[Data extracted from a collection]
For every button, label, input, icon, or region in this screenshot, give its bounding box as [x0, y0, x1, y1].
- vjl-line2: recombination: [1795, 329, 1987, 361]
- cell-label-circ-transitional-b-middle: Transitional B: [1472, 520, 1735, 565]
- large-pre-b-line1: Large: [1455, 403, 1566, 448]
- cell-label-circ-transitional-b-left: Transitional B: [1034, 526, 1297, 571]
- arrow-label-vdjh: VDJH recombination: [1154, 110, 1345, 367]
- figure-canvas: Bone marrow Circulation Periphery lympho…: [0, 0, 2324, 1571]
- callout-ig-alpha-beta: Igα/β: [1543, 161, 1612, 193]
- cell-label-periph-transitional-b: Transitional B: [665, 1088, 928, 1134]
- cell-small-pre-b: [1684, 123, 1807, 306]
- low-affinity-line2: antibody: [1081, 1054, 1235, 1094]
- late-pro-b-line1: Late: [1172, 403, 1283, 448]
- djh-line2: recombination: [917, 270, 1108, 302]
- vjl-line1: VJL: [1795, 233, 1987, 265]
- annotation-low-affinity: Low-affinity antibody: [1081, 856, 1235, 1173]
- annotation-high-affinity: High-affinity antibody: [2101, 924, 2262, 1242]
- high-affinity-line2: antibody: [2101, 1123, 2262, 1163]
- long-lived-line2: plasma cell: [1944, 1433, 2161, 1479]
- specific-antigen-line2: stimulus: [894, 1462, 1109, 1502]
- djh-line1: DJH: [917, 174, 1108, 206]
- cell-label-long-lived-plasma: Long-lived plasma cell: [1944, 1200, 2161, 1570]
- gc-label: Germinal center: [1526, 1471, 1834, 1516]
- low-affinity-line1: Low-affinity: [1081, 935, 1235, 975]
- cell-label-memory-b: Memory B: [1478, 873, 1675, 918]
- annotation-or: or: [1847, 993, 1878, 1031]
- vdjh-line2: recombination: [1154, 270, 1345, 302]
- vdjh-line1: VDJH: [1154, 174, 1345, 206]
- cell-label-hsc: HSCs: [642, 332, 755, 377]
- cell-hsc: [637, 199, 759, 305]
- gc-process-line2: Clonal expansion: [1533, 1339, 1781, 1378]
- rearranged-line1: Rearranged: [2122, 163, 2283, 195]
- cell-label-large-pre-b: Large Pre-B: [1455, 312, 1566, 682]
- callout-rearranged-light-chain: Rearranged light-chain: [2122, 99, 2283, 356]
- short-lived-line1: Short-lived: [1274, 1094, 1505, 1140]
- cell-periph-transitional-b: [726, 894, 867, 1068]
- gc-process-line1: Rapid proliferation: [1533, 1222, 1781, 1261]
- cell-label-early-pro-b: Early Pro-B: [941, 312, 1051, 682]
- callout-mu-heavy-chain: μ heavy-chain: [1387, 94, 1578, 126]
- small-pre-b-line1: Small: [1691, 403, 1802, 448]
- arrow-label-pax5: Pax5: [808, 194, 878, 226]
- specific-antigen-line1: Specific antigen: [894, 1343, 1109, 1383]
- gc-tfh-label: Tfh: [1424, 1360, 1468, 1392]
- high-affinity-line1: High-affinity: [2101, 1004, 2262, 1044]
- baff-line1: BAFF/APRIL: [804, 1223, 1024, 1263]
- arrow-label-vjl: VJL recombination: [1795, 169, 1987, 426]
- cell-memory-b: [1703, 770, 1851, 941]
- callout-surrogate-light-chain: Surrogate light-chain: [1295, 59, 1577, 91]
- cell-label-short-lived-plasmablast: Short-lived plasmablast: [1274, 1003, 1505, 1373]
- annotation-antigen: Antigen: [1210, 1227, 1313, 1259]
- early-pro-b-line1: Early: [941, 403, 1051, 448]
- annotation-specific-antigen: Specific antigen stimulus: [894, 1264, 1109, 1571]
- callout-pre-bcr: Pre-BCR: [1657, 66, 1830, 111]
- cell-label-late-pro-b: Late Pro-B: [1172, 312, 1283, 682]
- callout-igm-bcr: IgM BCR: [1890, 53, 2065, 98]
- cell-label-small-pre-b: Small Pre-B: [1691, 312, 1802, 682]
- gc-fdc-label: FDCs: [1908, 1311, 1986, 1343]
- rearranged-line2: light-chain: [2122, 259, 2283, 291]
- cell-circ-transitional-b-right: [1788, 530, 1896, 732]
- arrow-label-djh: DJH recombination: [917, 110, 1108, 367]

◆ **WHAT THE TASK REQUIRES**: Each and every entry needs to be repeated exactly.

◆ **ANSWER AREA**:
For every button, label, input, icon, or region in this screenshot, give its bounding box as [x0, y0, x1, y1].
- vjl-line2: recombination: [1795, 329, 1987, 361]
- cell-label-circ-transitional-b-middle: Transitional B: [1472, 520, 1735, 565]
- large-pre-b-line1: Large: [1455, 403, 1566, 448]
- cell-label-circ-transitional-b-left: Transitional B: [1034, 526, 1297, 571]
- arrow-label-vdjh: VDJH recombination: [1154, 110, 1345, 367]
- figure-canvas: Bone marrow Circulation Periphery lympho…: [0, 0, 2324, 1571]
- callout-ig-alpha-beta: Igα/β: [1543, 161, 1612, 193]
- cell-label-periph-transitional-b: Transitional B: [665, 1088, 928, 1134]
- cell-small-pre-b: [1684, 123, 1807, 306]
- low-affinity-line2: antibody: [1081, 1054, 1235, 1094]
- late-pro-b-line1: Late: [1172, 403, 1283, 448]
- djh-line2: recombination: [917, 270, 1108, 302]
- vjl-line1: VJL: [1795, 233, 1987, 265]
- annotation-low-affinity: Low-affinity antibody: [1081, 856, 1235, 1173]
- annotation-high-affinity: High-affinity antibody: [2101, 924, 2262, 1242]
- high-affinity-line2: antibody: [2101, 1123, 2262, 1163]
- long-lived-line2: plasma cell: [1944, 1433, 2161, 1479]
- specific-antigen-line2: stimulus: [894, 1462, 1109, 1502]
- djh-line1: DJH: [917, 174, 1108, 206]
- cell-label-long-lived-plasma: Long-lived plasma cell: [1944, 1200, 2161, 1570]
- gc-label: Germinal center: [1526, 1471, 1834, 1516]
- low-affinity-line1: Low-affinity: [1081, 935, 1235, 975]
- cell-label-memory-b: Memory B: [1478, 873, 1675, 918]
- annotation-or: or: [1847, 993, 1878, 1031]
- vdjh-line2: recombination: [1154, 270, 1345, 302]
- vdjh-line1: VDJH: [1154, 174, 1345, 206]
- cell-label-hsc: HSCs: [642, 332, 755, 377]
- cell-hsc: [637, 199, 759, 305]
- gc-process-line2: Clonal expansion: [1533, 1339, 1781, 1378]
- rearranged-line1: Rearranged: [2122, 163, 2283, 195]
- cell-label-large-pre-b: Large Pre-B: [1455, 312, 1566, 682]
- callout-rearranged-light-chain: Rearranged light-chain: [2122, 99, 2283, 356]
- short-lived-line1: Short-lived: [1274, 1094, 1505, 1140]
- cell-periph-transitional-b: [726, 894, 867, 1068]
- gc-process-line1: Rapid proliferation: [1533, 1222, 1781, 1261]
- cell-label-early-pro-b: Early Pro-B: [941, 312, 1051, 682]
- callout-mu-heavy-chain: μ heavy-chain: [1387, 94, 1578, 126]
- small-pre-b-line1: Small: [1691, 403, 1802, 448]
- arrow-label-pax5: Pax5: [808, 194, 878, 226]
- specific-antigen-line1: Specific antigen: [894, 1343, 1109, 1383]
- gc-tfh-label: Tfh: [1424, 1360, 1468, 1392]
- high-affinity-line1: High-affinity: [2101, 1004, 2262, 1044]
- baff-line1: BAFF/APRIL: [804, 1223, 1024, 1263]
- arrow-label-vjl: VJL recombination: [1795, 169, 1987, 426]
- cell-memory-b: [1703, 770, 1851, 941]
- callout-surrogate-light-chain: Surrogate light-chain: [1295, 59, 1577, 91]
- cell-label-short-lived-plasmablast: Short-lived plasmablast: [1274, 1003, 1505, 1373]
- annotation-antigen: Antigen: [1210, 1227, 1313, 1259]
- early-pro-b-line1: Early: [941, 403, 1051, 448]
- annotation-specific-antigen: Specific antigen stimulus: [894, 1264, 1109, 1571]
- callout-pre-bcr: Pre-BCR: [1657, 66, 1830, 111]
- cell-label-late-pro-b: Late Pro-B: [1172, 312, 1283, 682]
- callout-igm-bcr: IgM BCR: [1890, 53, 2065, 98]
- cell-label-small-pre-b: Small Pre-B: [1691, 312, 1802, 682]
- gc-fdc-label: FDCs: [1908, 1311, 1986, 1343]
- rearranged-line2: light-chain: [2122, 259, 2283, 291]
- cell-circ-transitional-b-right: [1788, 530, 1896, 732]
- arrow-label-djh: DJH recombination: [917, 110, 1108, 367]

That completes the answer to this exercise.